-- begin --

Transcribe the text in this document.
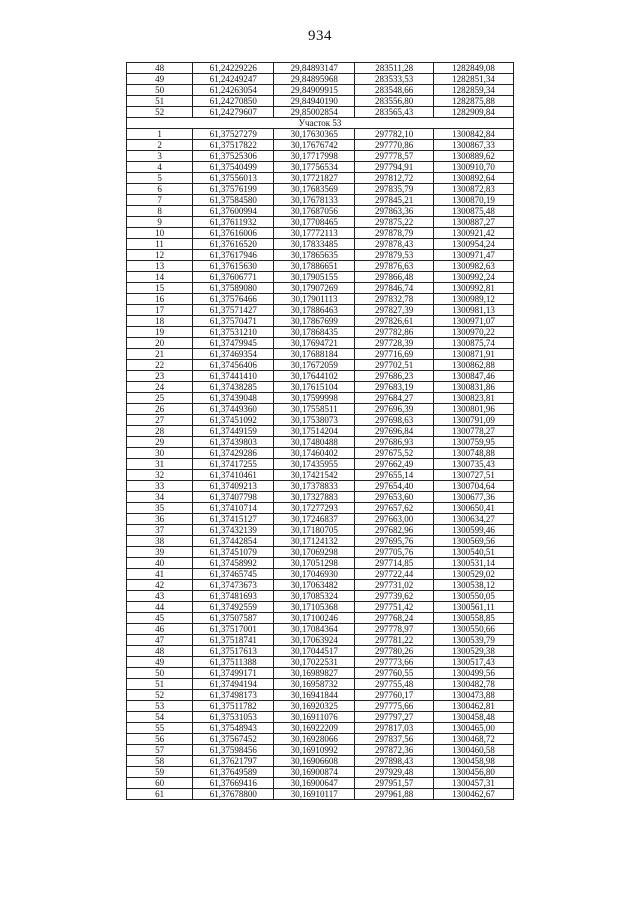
934
48	61,24229226	29,84893147	283511,28	1282849,08
49	61,24249247	29,84895968	283533,53	1282851,34
50	61,24263054	29,84909915	283548,66	1282859,34
51	61,24270850	29,84940190	283556,80	1282875,88
52	61,24279607	29,85002854	283565,43	1282909,84
Участок 53				
1	61,37527279	30,17630365	297782,10	1300842,84
2	61,37517822	30,17676742	297770,86	1300867,33
3	61,37525306	30,17717998	297778,57	1300889,62
4	61,37540499	30,17756534	297794,91	1300910,70
5	61,37556013	30,17721827	297812,72	1300892,64
6	61,37576199	30,17683569	297835,79	1300872,83
7	61,37584580	30,17678133	297845,21	1300870,19
8	61,37600994	30,17687056	297863,36	1300875,48
9	61,37611932	30,17708465	297875,22	1300887,27
10	61,37616006	30,17772113	297878,79	1300921,42
11	61,37616520	30,17833485	297878,43	1300954,24
12	61,37617946	30,17865635	297879,53	1300971,47
13	61,37615630	30,17886651	297876,63	1300982,63
14	61,37606771	30,17905155	297866,48	1300992,24
15	61,37589080	30,17907269	297846,74	1300992,81
16	61,37576466	30,17901113	297832,78	1300989,12
17	61,37571427	30,17886463	297827,39	1300981,13
18	61,37570471	30,17867699	297826,61	1300971,07
19	61,37531210	30,17868435	297782,86	1300970,22
20	61,37479945	30,17694721	297728,39	1300875,74
21	61,37469354	30,17688184	297716,69	1300871,91
22	61,37456406	30,17672059	297702,51	1300862,88
23	61,37441410	30,17644102	297686,23	1300847,46
24	61,37438285	30,17615104	297683,19	1300831,86
25	61,37439048	30,17599998	297684,27	1300823,81
26	61,37449360	30,17558511	297696,39	1300801,96
27	61,37451092	30,17538073	297698,63	1300791,09
28	61,37449159	30,17514204	297696,84	1300778,27
29	61,37439803	30,17480488	297686,93	1300759,95
30	61,37429286	30,17460402	297675,52	1300748,88
31	61,37417255	30,17435955	297662,49	1300735,43
32	61,37410461	30,17421542	297655,14	1300727,51
33	61,37409213	30,17378833	297654,40	1300704,64
34	61,37407798	30,17327883	297653,60	1300677,36
35	61,37410714	30,17277293	297657,62	1300650,41
36	61,37415127	30,17246837	297663,00	1300634,27
37	61,37432139	30,17180705	297682,96	1300599,46
38	61,37442854	30,17124132	297695,76	1300569,56
39	61,37451079	30,17069298	297705,76	1300540,51
40	61,37458992	30,17051298	297714,85	1300531,14
41	61,37465745	30,17046930	297722,44	1300529,02
42	61,37473673	30,17063482	297731,02	1300538,12
43	61,37481693	30,17085324	297739,62	1300550,05
44	61,37492559	30,17105368	297751,42	1300561,11
45	61,37507587	30,17100246	297768,24	1300558,85
46	61,37517001	30,17084364	297778,97	1300550,66
47	61,37518741	30,17063924	297781,22	1300539,79
48	61,37517613	30,17044517	297780,26	1300529,38
49	61,37511388	30,17022531	297773,66	1300517,43
50	61,37499171	30,16989827	297760,55	1300499,56
51	61,37494194	30,16958732	297755,48	1300482,78
52	61,37498173	30,16941844	297760,17	1300473,88
53	61,37511782	30,16920325	297775,66	1300462,81
54	61,37531053	30,16911076	297797,27	1300458,48
55	61,37548943	30,16922209	297817,03	1300465,00
56	61,37567452	30,16928066	297837,56	1300468,72
57	61,37598456	30,16910992	297872,36	1300460,58
58	61,37621797	30,16906608	297898,43	1300458,98
59	61,37649589	30,16900874	297929,48	1300456,80
60	61,37669416	30,16900647	297951,57	1300457,31
61	61,37678800	30,16910117	297961,88	1300462,67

-- end --

▸ TASK DETAILS
Without the pictures, write out all of the material exactly.

▸ RESPONSE
Transcribe the text in this document.
934
48	61,24229226	29,84893147	283511,28	1282849,08
49	61,24249247	29,84895968	283533,53	1282851,34
50	61,24263054	29,84909915	283548,66	1282859,34
51	61,24270850	29,84940190	283556,80	1282875,88
52	61,24279607	29,85002854	283565,43	1282909,84
Участок 53				
1	61,37527279	30,17630365	297782,10	1300842,84
2	61,37517822	30,17676742	297770,86	1300867,33
3	61,37525306	30,17717998	297778,57	1300889,62
4	61,37540499	30,17756534	297794,91	1300910,70
5	61,37556013	30,17721827	297812,72	1300892,64
6	61,37576199	30,17683569	297835,79	1300872,83
7	61,37584580	30,17678133	297845,21	1300870,19
8	61,37600994	30,17687056	297863,36	1300875,48
9	61,37611932	30,17708465	297875,22	1300887,27
10	61,37616006	30,17772113	297878,79	1300921,42
11	61,37616520	30,17833485	297878,43	1300954,24
12	61,37617946	30,17865635	297879,53	1300971,47
13	61,37615630	30,17886651	297876,63	1300982,63
14	61,37606771	30,17905155	297866,48	1300992,24
15	61,37589080	30,17907269	297846,74	1300992,81
16	61,37576466	30,17901113	297832,78	1300989,12
17	61,37571427	30,17886463	297827,39	1300981,13
18	61,37570471	30,17867699	297826,61	1300971,07
19	61,37531210	30,17868435	297782,86	1300970,22
20	61,37479945	30,17694721	297728,39	1300875,74
21	61,37469354	30,17688184	297716,69	1300871,91
22	61,37456406	30,17672059	297702,51	1300862,88
23	61,37441410	30,17644102	297686,23	1300847,46
24	61,37438285	30,17615104	297683,19	1300831,86
25	61,37439048	30,17599998	297684,27	1300823,81
26	61,37449360	30,17558511	297696,39	1300801,96
27	61,37451092	30,17538073	297698,63	1300791,09
28	61,37449159	30,17514204	297696,84	1300778,27
29	61,37439803	30,17480488	297686,93	1300759,95
30	61,37429286	30,17460402	297675,52	1300748,88
31	61,37417255	30,17435955	297662,49	1300735,43
32	61,37410461	30,17421542	297655,14	1300727,51
33	61,37409213	30,17378833	297654,40	1300704,64
34	61,37407798	30,17327883	297653,60	1300677,36
35	61,37410714	30,17277293	297657,62	1300650,41
36	61,37415127	30,17246837	297663,00	1300634,27
37	61,37432139	30,17180705	297682,96	1300599,46
38	61,37442854	30,17124132	297695,76	1300569,56
39	61,37451079	30,17069298	297705,76	1300540,51
40	61,37458992	30,17051298	297714,85	1300531,14
41	61,37465745	30,17046930	297722,44	1300529,02
42	61,37473673	30,17063482	297731,02	1300538,12
43	61,37481693	30,17085324	297739,62	1300550,05
44	61,37492559	30,17105368	297751,42	1300561,11
45	61,37507587	30,17100246	297768,24	1300558,85
46	61,37517001	30,17084364	297778,97	1300550,66
47	61,37518741	30,17063924	297781,22	1300539,79
48	61,37517613	30,17044517	297780,26	1300529,38
49	61,37511388	30,17022531	297773,66	1300517,43
50	61,37499171	30,16989827	297760,55	1300499,56
51	61,37494194	30,16958732	297755,48	1300482,78
52	61,37498173	30,16941844	297760,17	1300473,88
53	61,37511782	30,16920325	297775,66	1300462,81
54	61,37531053	30,16911076	297797,27	1300458,48
55	61,37548943	30,16922209	297817,03	1300465,00
56	61,37567452	30,16928066	297837,56	1300468,72
57	61,37598456	30,16910992	297872,36	1300460,58
58	61,37621797	30,16906608	297898,43	1300458,98
59	61,37649589	30,16900874	297929,48	1300456,80
60	61,37669416	30,16900647	297951,57	1300457,31
61	61,37678800	30,16910117	297961,88	1300462,67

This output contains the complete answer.